-- Provided data start --
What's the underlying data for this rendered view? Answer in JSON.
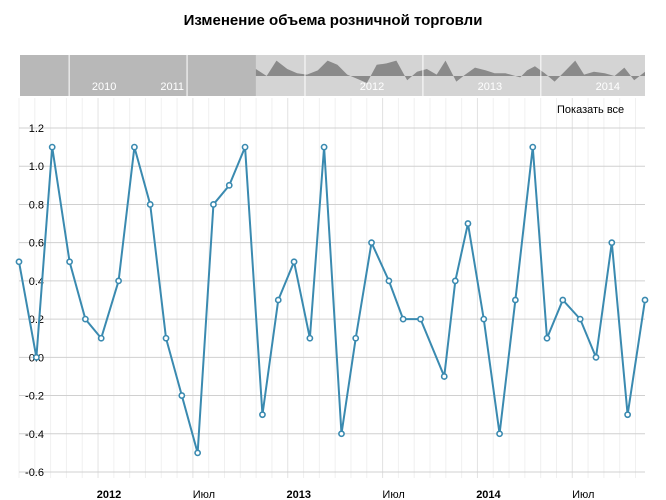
{
  "chart_data": {
    "type": "line",
    "title": "Изменение объема розничной торговли",
    "x_unit": "months since 2012-01",
    "x": [
      -5.0,
      -3.9,
      -2.9,
      -1.8,
      -0.8,
      0.2,
      1.3,
      2.3,
      3.3,
      4.3,
      5.3,
      6.3,
      7.3,
      8.3,
      9.3,
      10.4,
      11.4,
      12.4,
      13.4,
      14.3,
      15.4,
      16.3,
      17.3,
      18.4,
      19.3,
      20.4,
      21.9,
      22.6,
      23.4,
      24.4,
      25.4,
      26.4,
      27.5,
      28.4,
      29.4,
      30.5,
      31.5,
      32.5,
      33.5,
      34.6
    ],
    "values": [
      0.5,
      0.0,
      1.1,
      0.5,
      0.2,
      0.1,
      0.4,
      1.1,
      0.8,
      0.1,
      -0.2,
      -0.5,
      0.8,
      0.9,
      1.1,
      -0.3,
      0.3,
      0.5,
      0.1,
      1.1,
      -0.4,
      0.1,
      0.6,
      0.4,
      0.2,
      0.2,
      -0.1,
      0.4,
      0.7,
      0.2,
      -0.4,
      0.3,
      1.1,
      0.1,
      0.3,
      0.2,
      0.0,
      0.6,
      -0.3,
      0.3
    ],
    "xlim": [
      -5.0,
      34.6
    ],
    "ylim": [
      -0.6,
      1.2
    ],
    "y_ticks": [
      "1.2",
      "1.0",
      "0.8",
      "0.6",
      "0.4",
      "0.2",
      "0.0",
      "-0.2",
      "-0.4",
      "-0.6"
    ],
    "y_tick_values": [
      1.2,
      1.0,
      0.8,
      0.6,
      0.4,
      0.2,
      0.0,
      -0.2,
      -0.4,
      -0.6
    ],
    "x_ticks": [
      {
        "label": "2012",
        "at": 0,
        "bold": true
      },
      {
        "label": "Июл",
        "at": 6,
        "bold": false
      },
      {
        "label": "2013",
        "at": 12,
        "bold": true
      },
      {
        "label": "Июл",
        "at": 18,
        "bold": false
      },
      {
        "label": "2014",
        "at": 24,
        "bold": true
      },
      {
        "label": "Июл",
        "at": 30,
        "bold": false
      }
    ],
    "navigator_labels": [
      {
        "label": "2010",
        "at": -24
      },
      {
        "label": "2011",
        "at": -12
      },
      {
        "label": "2012",
        "at": 0
      },
      {
        "label": "2013",
        "at": 12
      },
      {
        "label": "2014",
        "at": 24
      }
    ],
    "navigator_range": [
      -29,
      34.6
    ],
    "grid": true,
    "legend": "none",
    "color": "#3a8ab0"
  },
  "controls": {
    "show_all": "Показать все"
  }
}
-- Provided data end --
--- What you are asked to do ---
Quote the data exactly, leaving every image out of the copy.

--- Answer below ---
What's the underlying data for this rendered view? Answer in JSON.
{
  "chart_data": {
    "type": "line",
    "title": "Изменение объема розничной торговли",
    "x_unit": "months since 2012-01",
    "x": [
      -5.0,
      -3.9,
      -2.9,
      -1.8,
      -0.8,
      0.2,
      1.3,
      2.3,
      3.3,
      4.3,
      5.3,
      6.3,
      7.3,
      8.3,
      9.3,
      10.4,
      11.4,
      12.4,
      13.4,
      14.3,
      15.4,
      16.3,
      17.3,
      18.4,
      19.3,
      20.4,
      21.9,
      22.6,
      23.4,
      24.4,
      25.4,
      26.4,
      27.5,
      28.4,
      29.4,
      30.5,
      31.5,
      32.5,
      33.5,
      34.6
    ],
    "values": [
      0.5,
      0.0,
      1.1,
      0.5,
      0.2,
      0.1,
      0.4,
      1.1,
      0.8,
      0.1,
      -0.2,
      -0.5,
      0.8,
      0.9,
      1.1,
      -0.3,
      0.3,
      0.5,
      0.1,
      1.1,
      -0.4,
      0.1,
      0.6,
      0.4,
      0.2,
      0.2,
      -0.1,
      0.4,
      0.7,
      0.2,
      -0.4,
      0.3,
      1.1,
      0.1,
      0.3,
      0.2,
      0.0,
      0.6,
      -0.3,
      0.3
    ],
    "xlim": [
      -5.0,
      34.6
    ],
    "ylim": [
      -0.6,
      1.2
    ],
    "y_ticks": [
      "1.2",
      "1.0",
      "0.8",
      "0.6",
      "0.4",
      "0.2",
      "0.0",
      "-0.2",
      "-0.4",
      "-0.6"
    ],
    "y_tick_values": [
      1.2,
      1.0,
      0.8,
      0.6,
      0.4,
      0.2,
      0.0,
      -0.2,
      -0.4,
      -0.6
    ],
    "x_ticks": [
      {
        "label": "2012",
        "at": 0,
        "bold": true
      },
      {
        "label": "Июл",
        "at": 6,
        "bold": false
      },
      {
        "label": "2013",
        "at": 12,
        "bold": true
      },
      {
        "label": "Июл",
        "at": 18,
        "bold": false
      },
      {
        "label": "2014",
        "at": 24,
        "bold": true
      },
      {
        "label": "Июл",
        "at": 30,
        "bold": false
      }
    ],
    "navigator_labels": [
      {
        "label": "2010",
        "at": -24
      },
      {
        "label": "2011",
        "at": -12
      },
      {
        "label": "2012",
        "at": 0
      },
      {
        "label": "2013",
        "at": 12
      },
      {
        "label": "2014",
        "at": 24
      }
    ],
    "navigator_range": [
      -29,
      34.6
    ],
    "grid": true,
    "legend": "none",
    "color": "#3a8ab0"
  },
  "controls": {
    "show_all": "Показать все"
  }
}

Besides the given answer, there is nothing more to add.